--- BEGIN Provided entries ---
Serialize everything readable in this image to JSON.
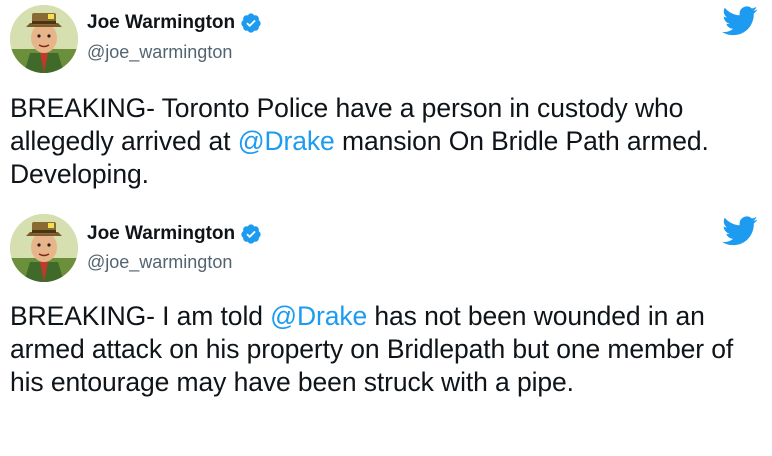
{
  "tweets": [
    {
      "author_name": "Joe Warmington",
      "handle": "@joe_warmington",
      "text_before": "BREAKING- Toronto Police have a person in custody who allegedly arrived at ",
      "mention": "@Drake",
      "text_after": " mansion On Bridle Path armed. Developing."
    },
    {
      "author_name": "Joe Warmington",
      "handle": "@joe_warmington",
      "text_before": "BREAKING- I am told ",
      "mention": "@Drake",
      "text_after": " has not been wounded in an armed attack on his property on Bridlepath but one member of his entourage may have been struck with a pipe."
    }
  ],
  "icons": {
    "verified": "verified-badge-icon",
    "brand": "twitter-bird-icon"
  },
  "colors": {
    "accent": "#1d9bf0",
    "text": "#0f1419",
    "secondary": "#536471"
  }
}
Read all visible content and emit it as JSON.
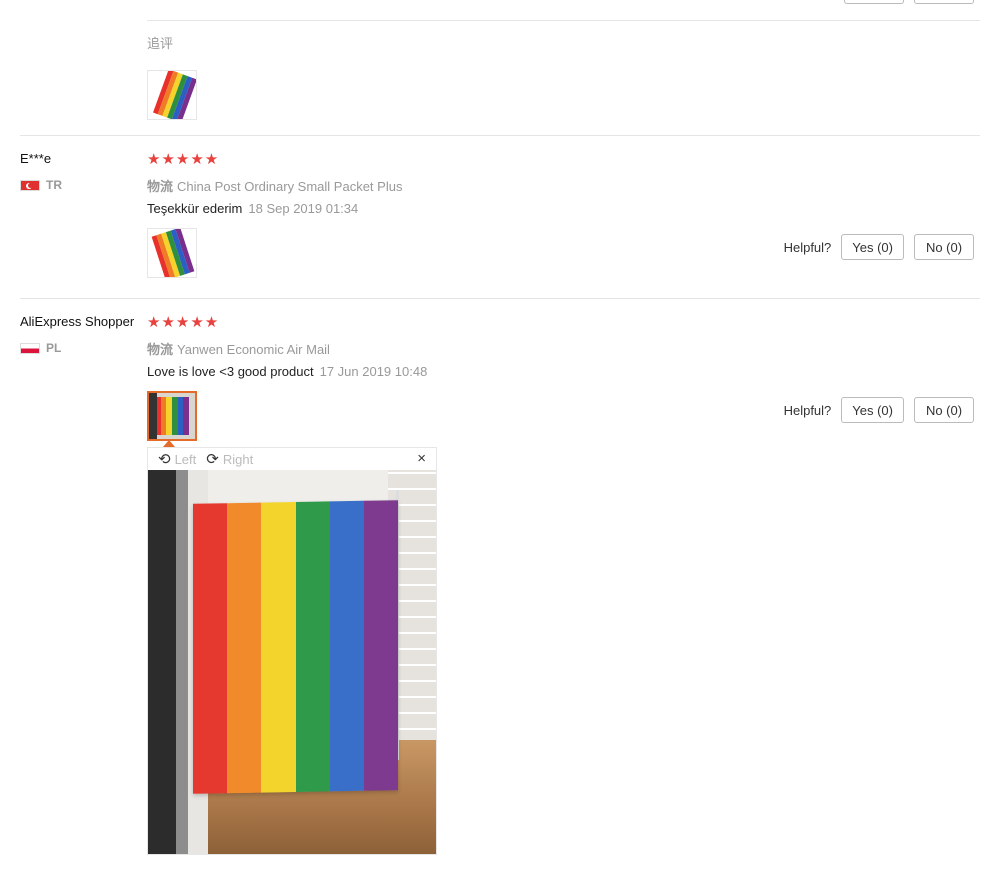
{
  "append_review": {
    "label": "追评"
  },
  "reviews": [
    {
      "name": "E***e",
      "country": "TR",
      "stars": "★★★★★",
      "logistics_label": "物流",
      "logistics": "China Post Ordinary Small Packet Plus",
      "text": "Teşekkür ederim",
      "date": "18 Sep 2019 01:34",
      "helpful_label": "Helpful?",
      "yes_label": "Yes (0)",
      "no_label": "No (0)"
    },
    {
      "name": "AliExpress Shopper",
      "country": "PL",
      "stars": "★★★★★",
      "logistics_label": "物流",
      "logistics": "Yanwen Economic Air Mail",
      "text": "Love is love <3 good product",
      "date": "17 Jun 2019 10:48",
      "helpful_label": "Helpful?",
      "yes_label": "Yes (0)",
      "no_label": "No (0)"
    }
  ],
  "viewer": {
    "rotate_left_label": "Left",
    "rotate_right_label": "Right",
    "close_glyph": "×"
  },
  "colors": {
    "star": "#e8423f",
    "active_thumb_border": "#e56b2b",
    "rainbow": [
      "#e8312b",
      "#f07a26",
      "#f6d32a",
      "#2e8f3e",
      "#2b5fc4",
      "#7a2f8c"
    ]
  }
}
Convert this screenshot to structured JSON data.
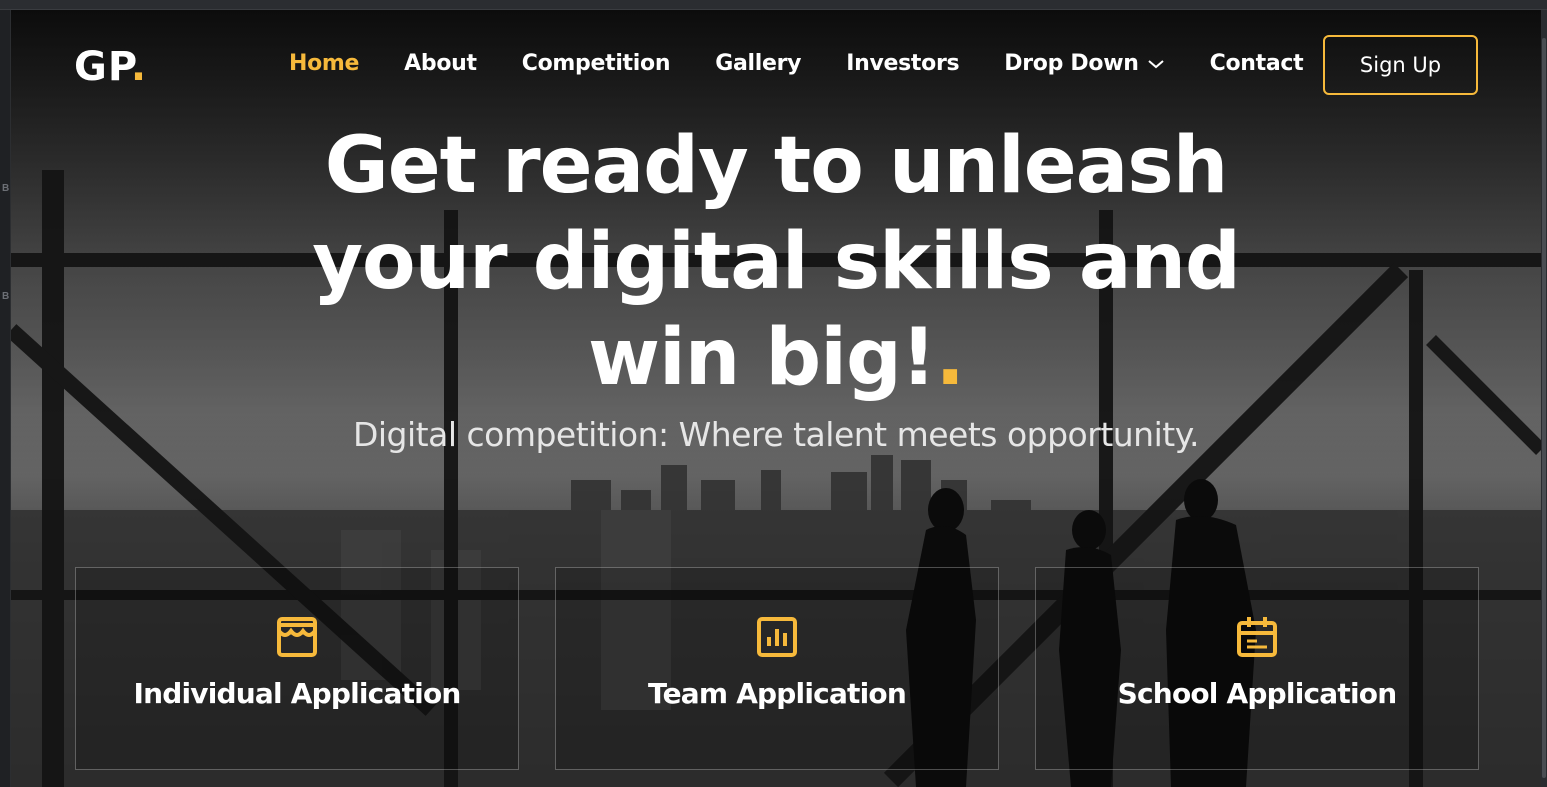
{
  "brand": {
    "logo_text": "GP",
    "logo_dot": ".",
    "accent_color": "#f6b93b"
  },
  "nav": {
    "items": [
      {
        "label": "Home",
        "active": true
      },
      {
        "label": "About",
        "active": false
      },
      {
        "label": "Competition",
        "active": false
      },
      {
        "label": "Gallery",
        "active": false
      },
      {
        "label": "Investors",
        "active": false
      },
      {
        "label": "Drop Down",
        "active": false,
        "icon": "chevron-down-icon"
      },
      {
        "label": "Contact",
        "active": false
      }
    ],
    "signup_label": "Sign Up"
  },
  "hero": {
    "headline_lines": [
      "Get ready to unleash",
      "your digital skills and",
      "win big!"
    ],
    "headline_dot": ".",
    "subtitle": "Digital competition: Where talent meets opportunity."
  },
  "cards": [
    {
      "label": "Individual Application",
      "icon": "storefront-icon"
    },
    {
      "label": "Team Application",
      "icon": "bar-chart-icon"
    },
    {
      "label": "School Application",
      "icon": "calendar-icon"
    }
  ],
  "editor_gutter": {
    "glyphs": [
      "B",
      "B"
    ]
  }
}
--- END Provided entries ---
**Written instruction**
Leave out the pictures and retype every line above exactly.

**Task solution**
Serialize everything readable in this image to JSON.
{
  "tweets": [
    {
      "author_name": "Joe Warmington",
      "handle": "@joe_warmington",
      "text_before": "BREAKING- Toronto Police have a person in custody who allegedly arrived at ",
      "mention": "@Drake",
      "text_after": " mansion On Bridle Path armed. Developing."
    },
    {
      "author_name": "Joe Warmington",
      "handle": "@joe_warmington",
      "text_before": "BREAKING- I am told ",
      "mention": "@Drake",
      "text_after": " has not been wounded in an armed attack on his property on Bridlepath but one member of his entourage may have been struck with a pipe."
    }
  ],
  "icons": {
    "verified": "verified-badge-icon",
    "brand": "twitter-bird-icon"
  },
  "colors": {
    "accent": "#1d9bf0",
    "text": "#0f1419",
    "secondary": "#536471"
  }
}
Read all visible content and emit it as JSON.
{
  "append_review": {
    "label": "追评"
  },
  "reviews": [
    {
      "name": "E***e",
      "country": "TR",
      "stars": "★★★★★",
      "logistics_label": "物流",
      "logistics": "China Post Ordinary Small Packet Plus",
      "text": "Teşekkür ederim",
      "date": "18 Sep 2019 01:34",
      "helpful_label": "Helpful?",
      "yes_label": "Yes (0)",
      "no_label": "No (0)"
    },
    {
      "name": "AliExpress Shopper",
      "country": "PL",
      "stars": "★★★★★",
      "logistics_label": "物流",
      "logistics": "Yanwen Economic Air Mail",
      "text": "Love is love <3 good product",
      "date": "17 Jun 2019 10:48",
      "helpful_label": "Helpful?",
      "yes_label": "Yes (0)",
      "no_label": "No (0)"
    }
  ],
  "viewer": {
    "rotate_left_label": "Left",
    "rotate_right_label": "Right",
    "close_glyph": "×"
  },
  "colors": {
    "star": "#e8423f",
    "active_thumb_border": "#e56b2b",
    "rainbow": [
      "#e8312b",
      "#f07a26",
      "#f6d32a",
      "#2e8f3e",
      "#2b5fc4",
      "#7a2f8c"
    ]
  }
}
Convert this screenshot to structured JSON data.
{
  "brand": {
    "logo_text": "GP",
    "logo_dot": ".",
    "accent_color": "#f6b93b"
  },
  "nav": {
    "items": [
      {
        "label": "Home",
        "active": true
      },
      {
        "label": "About",
        "active": false
      },
      {
        "label": "Competition",
        "active": false
      },
      {
        "label": "Gallery",
        "active": false
      },
      {
        "label": "Investors",
        "active": false
      },
      {
        "label": "Drop Down",
        "active": false,
        "icon": "chevron-down-icon"
      },
      {
        "label": "Contact",
        "active": false
      }
    ],
    "signup_label": "Sign Up"
  },
  "hero": {
    "headline_lines": [
      "Get ready to unleash",
      "your digital skills and",
      "win big!"
    ],
    "headline_dot": ".",
    "subtitle": "Digital competition: Where talent meets opportunity."
  },
  "cards": [
    {
      "label": "Individual Application",
      "icon": "storefront-icon"
    },
    {
      "label": "Team Application",
      "icon": "bar-chart-icon"
    },
    {
      "label": "School Application",
      "icon": "calendar-icon"
    }
  ],
  "editor_gutter": {
    "glyphs": [
      "B",
      "B"
    ]
  }
}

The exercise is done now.